Human Tragedy at Sea: The untold story of Mediterranean migration
In the Mediterranean Basin, which has been the cradle of civilization since 6000 BC, once horrific, unthinkable events -- events, that is, where human life is mocked and hounded into oblivion by our indifference -- have become commonplace in our time.
Three weeks ago, in the early hours of Wednesday, June 8, roughly 750 migrants from several impoverished countries in the Global South, boarded a rickety fishing trawler that left the Libyan port city of Tobruk on its way to Italy, where these migrants sought to apply for asylum.
Six days later, on June 14, the trawler, crammed with its human cargo of harried and beaten refugees from bow to stern, capsized and sank in deep waters off the Greek Islands in the Ionian Sea.
There were 81 people confirmed dead and roughly 500 missing, more likely drowned.
It was one of the most devastating disasters of its kind, second only to the one that occured on April 18, 2016, when an overcrowded boat, equally rickety, packed beyond capacity with migrants, collided off the coast of Libya with a freighter that, ironically, was trying to come to its rescue. As many as 1,100 were on board. Only 20 people survived.
Five months later, on September 21, yet another boat, with around 600 migrants on board, sank off the Egyption coast. Well over 200 bodies were recovered (including at least 30 children), while dozens more remained missing.
And so it went on. Since 2014, an estimated 27,000 people have perished -- known to have died or to have been declared missing -- trying to cross the Mediterranean, after leaving behind home and homeland, seemingly in an effort to seek new lives and opportunities for themselves and their families in Europe.
Look, when these folks put their lives on the line, undertaking what they must have known was a notoriously dangerous journey, in order to escape war, persecution, famine, drought, grinding poverty and the rest of it (and listen, please, to their stories, one at a time, each heart-wrenching in its own right), they id so driven by a migratory impulse already deeply encoded in their human archetype.
Man's migrating power
We are all, every single one of us, every single one of the roughly 8 billion people who inhabit this planet today, descendants of homo sapiens who, 70,000 years ago, migrated from the African continent to several parts of Europe, Asia and then the rest of the world. We never stopped, propelled as we were by an unquenchable force within us to thrust ourselves beyond our fixed place -- and thus beyond our fixed meaning.
Don't ask what exactly that force was or where it came from, a force that drove those early humans to migrate over vast distances and to traverse enormous tracts of land in search of a place to call home, or to cross vast bodies of water without knowing what lay on "the other side" -- or for that matter if there was indeed another side out there.

[Saved entries]
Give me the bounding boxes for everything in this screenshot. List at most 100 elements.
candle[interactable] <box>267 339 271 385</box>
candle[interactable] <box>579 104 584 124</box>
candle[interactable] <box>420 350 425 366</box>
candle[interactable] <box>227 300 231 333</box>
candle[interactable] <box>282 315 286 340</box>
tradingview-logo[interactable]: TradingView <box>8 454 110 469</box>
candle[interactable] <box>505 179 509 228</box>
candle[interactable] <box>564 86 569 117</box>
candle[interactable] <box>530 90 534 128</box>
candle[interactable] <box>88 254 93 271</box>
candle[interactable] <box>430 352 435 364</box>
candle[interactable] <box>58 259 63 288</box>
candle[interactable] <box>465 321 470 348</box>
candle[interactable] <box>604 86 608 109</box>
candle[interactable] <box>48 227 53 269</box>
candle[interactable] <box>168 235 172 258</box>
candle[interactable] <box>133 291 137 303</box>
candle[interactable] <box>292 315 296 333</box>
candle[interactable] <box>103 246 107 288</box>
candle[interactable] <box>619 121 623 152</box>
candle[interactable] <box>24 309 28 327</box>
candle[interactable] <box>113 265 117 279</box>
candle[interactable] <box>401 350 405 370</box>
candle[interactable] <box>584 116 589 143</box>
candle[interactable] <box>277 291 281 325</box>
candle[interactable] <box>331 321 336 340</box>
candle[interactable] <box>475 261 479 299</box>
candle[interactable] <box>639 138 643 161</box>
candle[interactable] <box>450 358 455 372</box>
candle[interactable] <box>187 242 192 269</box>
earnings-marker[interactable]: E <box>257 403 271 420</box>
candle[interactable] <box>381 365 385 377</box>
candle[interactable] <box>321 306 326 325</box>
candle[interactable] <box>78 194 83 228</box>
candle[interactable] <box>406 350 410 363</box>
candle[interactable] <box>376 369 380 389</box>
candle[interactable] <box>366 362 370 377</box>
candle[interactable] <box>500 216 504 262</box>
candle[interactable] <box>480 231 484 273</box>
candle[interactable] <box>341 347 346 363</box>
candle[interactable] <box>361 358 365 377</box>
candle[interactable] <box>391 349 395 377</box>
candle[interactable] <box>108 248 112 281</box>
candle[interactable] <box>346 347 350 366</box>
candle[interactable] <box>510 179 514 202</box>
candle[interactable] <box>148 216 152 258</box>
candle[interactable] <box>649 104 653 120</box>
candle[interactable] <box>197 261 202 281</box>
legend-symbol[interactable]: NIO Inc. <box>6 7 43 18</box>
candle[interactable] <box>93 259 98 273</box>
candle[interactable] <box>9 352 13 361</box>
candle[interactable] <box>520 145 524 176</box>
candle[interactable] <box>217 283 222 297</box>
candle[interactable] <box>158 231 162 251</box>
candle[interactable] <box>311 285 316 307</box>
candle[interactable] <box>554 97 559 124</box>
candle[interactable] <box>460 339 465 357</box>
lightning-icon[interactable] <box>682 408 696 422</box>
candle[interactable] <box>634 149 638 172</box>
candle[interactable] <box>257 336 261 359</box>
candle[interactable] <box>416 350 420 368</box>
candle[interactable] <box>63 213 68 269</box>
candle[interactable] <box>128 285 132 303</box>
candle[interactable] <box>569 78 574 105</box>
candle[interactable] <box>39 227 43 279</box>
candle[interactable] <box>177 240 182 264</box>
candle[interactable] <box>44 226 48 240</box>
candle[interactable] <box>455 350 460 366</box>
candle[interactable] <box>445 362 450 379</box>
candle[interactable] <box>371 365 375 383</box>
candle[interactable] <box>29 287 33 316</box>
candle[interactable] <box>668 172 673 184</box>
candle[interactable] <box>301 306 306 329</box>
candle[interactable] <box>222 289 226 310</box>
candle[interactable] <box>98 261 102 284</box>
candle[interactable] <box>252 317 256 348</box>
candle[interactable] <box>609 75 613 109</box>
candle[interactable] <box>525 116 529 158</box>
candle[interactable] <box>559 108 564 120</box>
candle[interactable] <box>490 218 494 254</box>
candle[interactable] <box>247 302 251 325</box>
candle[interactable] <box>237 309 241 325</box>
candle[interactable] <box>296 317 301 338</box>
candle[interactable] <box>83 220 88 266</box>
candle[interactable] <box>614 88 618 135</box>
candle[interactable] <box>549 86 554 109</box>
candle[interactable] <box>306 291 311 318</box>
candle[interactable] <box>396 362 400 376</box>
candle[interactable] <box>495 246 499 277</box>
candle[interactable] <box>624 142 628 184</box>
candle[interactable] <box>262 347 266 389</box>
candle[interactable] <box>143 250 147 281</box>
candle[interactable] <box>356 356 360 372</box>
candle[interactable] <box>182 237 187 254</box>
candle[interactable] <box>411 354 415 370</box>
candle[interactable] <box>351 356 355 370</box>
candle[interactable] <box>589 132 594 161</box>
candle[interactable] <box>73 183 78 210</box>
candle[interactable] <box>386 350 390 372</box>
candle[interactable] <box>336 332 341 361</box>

Your tasks ▸
**1.** List the hardships the article on Mediterranean migration says migrants risk the crossing to escape.
**2.** According to the article on Mediterranean migration, from which port city did the trawler carrying roughly 750 migrants depart?

Solutions per task ▸
**1.** War, persecution, famine, drought, and grinding poverty.

**2.** It left the Libyan port city of Tobruk.